Short task — All of the records below should be output exactly.

Supplied material —
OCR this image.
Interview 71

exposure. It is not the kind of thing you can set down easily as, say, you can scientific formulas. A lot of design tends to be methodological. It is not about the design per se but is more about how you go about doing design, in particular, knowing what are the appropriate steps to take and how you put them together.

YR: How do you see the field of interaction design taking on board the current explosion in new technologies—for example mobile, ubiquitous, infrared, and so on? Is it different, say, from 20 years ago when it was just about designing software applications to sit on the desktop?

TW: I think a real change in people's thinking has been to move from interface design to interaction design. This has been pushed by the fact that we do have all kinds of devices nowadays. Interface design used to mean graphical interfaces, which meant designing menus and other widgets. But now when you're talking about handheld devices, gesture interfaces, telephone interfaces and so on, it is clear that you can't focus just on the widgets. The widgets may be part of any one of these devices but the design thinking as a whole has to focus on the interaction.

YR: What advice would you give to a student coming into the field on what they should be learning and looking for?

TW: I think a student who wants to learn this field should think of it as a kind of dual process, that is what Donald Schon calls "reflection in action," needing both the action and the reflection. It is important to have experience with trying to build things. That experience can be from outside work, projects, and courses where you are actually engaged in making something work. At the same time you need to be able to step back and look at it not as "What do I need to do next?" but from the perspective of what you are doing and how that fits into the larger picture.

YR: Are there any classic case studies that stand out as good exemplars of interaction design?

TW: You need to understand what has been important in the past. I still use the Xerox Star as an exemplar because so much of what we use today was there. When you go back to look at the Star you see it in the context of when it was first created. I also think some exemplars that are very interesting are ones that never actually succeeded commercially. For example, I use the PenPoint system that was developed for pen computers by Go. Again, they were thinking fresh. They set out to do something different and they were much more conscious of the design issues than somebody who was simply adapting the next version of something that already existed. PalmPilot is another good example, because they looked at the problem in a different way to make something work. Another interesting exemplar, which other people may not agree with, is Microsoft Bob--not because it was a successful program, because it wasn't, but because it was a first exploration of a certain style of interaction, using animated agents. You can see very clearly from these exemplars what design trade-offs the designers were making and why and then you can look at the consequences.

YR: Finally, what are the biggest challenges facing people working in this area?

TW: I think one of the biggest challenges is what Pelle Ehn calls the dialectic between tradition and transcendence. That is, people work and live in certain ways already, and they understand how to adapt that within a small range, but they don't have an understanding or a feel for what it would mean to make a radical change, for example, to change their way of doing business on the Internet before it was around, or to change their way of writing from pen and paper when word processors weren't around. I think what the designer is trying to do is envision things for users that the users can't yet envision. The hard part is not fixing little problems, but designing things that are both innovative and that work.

Expected answer —
OCR this image.
Interview 71

exposure. It is not the kind of thing you can set down easily as, say, you can scientific formulas. A lot of design tends to be methodological. It is not about the design per se but is more about how you go about doing design, in particular, knowing what are the appropriate steps to take and how you put them together.

YR: How do you see the field of interaction design taking on board the current explosion in new technologies—for example mobile, ubiquitous, infrared, and so on? Is it different, say, from 20 years ago when it was just about designing software applications to sit on the desktop?

TW: I think a real change in people's thinking has been to move from interface design to interaction design. This has been pushed by the fact that we do have all kinds of devices nowadays. Interface design used to mean graphical interfaces, which meant designing menus and other widgets. But now when you're talking about handheld devices, gesture interfaces, telephone interfaces and so on, it is clear that you can't focus just on the widgets. The widgets may be part of any one of these devices but the design thinking as a whole has to focus on the interaction.

YR: What advice would you give to a student coming into the field on what they should be learning and looking for?

TW: I think a student who wants to learn this field should think of it as a kind of dual process, that is what Donald Schon calls "reflection in action," needing both the action and the reflection. It is important to have experience with trying to build things. That experience can be from outside work, projects, and courses where you are actually engaged in making something work. At the same time you need to be able to step back and look at it not as "What do I need to do next?" but from the perspective of what you are doing and how that fits into the larger picture.

YR: Are there any classic case studies that stand out as good exemplars of interaction design?

TW: You need to understand what has been important in the past. I still use the Xerox Star as an exemplar because so much of what we use today was there. When you go back to look at the Star you see it in the context of when it was first created. I also think some exemplars that are very interesting are ones that never actually succeeded commercially. For example, I use the PenPoint system that was developed for pen computers by Go. Again, they were thinking fresh. They set out to do something different and they were much more conscious of the design issues than somebody who was simply adapting the next version of something that already existed. PalmPilot is another good example, because they looked at the problem in a different way to make something work. Another interesting exemplar, which other people may not agree with, is Microsoft Bob--not because it was a successful program, because it wasn't, but because it was a first exploration of a certain style of interaction, using animated agents. You can see very clearly from these exemplars what design trade-offs the designers were making and why and then you can look at the consequences.

YR: Finally, what are the biggest challenges facing people working in this area?

TW: I think one of the biggest challenges is what Pelle Ehn calls the dialectic between tradition and transcendence. That is, people work and live in certain ways already, and they understand how to adapt that within a small range, but they don't have an understanding or a feel for what it would mean to make a radical change, for example, to change their way of doing business on the Internet before it was around, or to change their way of writing from pen and paper when word processors weren't around. I think what the designer is trying to do is envision things for users that the users can't yet envision. The hard part is not fixing little problems, but designing things that are both innovative and that work.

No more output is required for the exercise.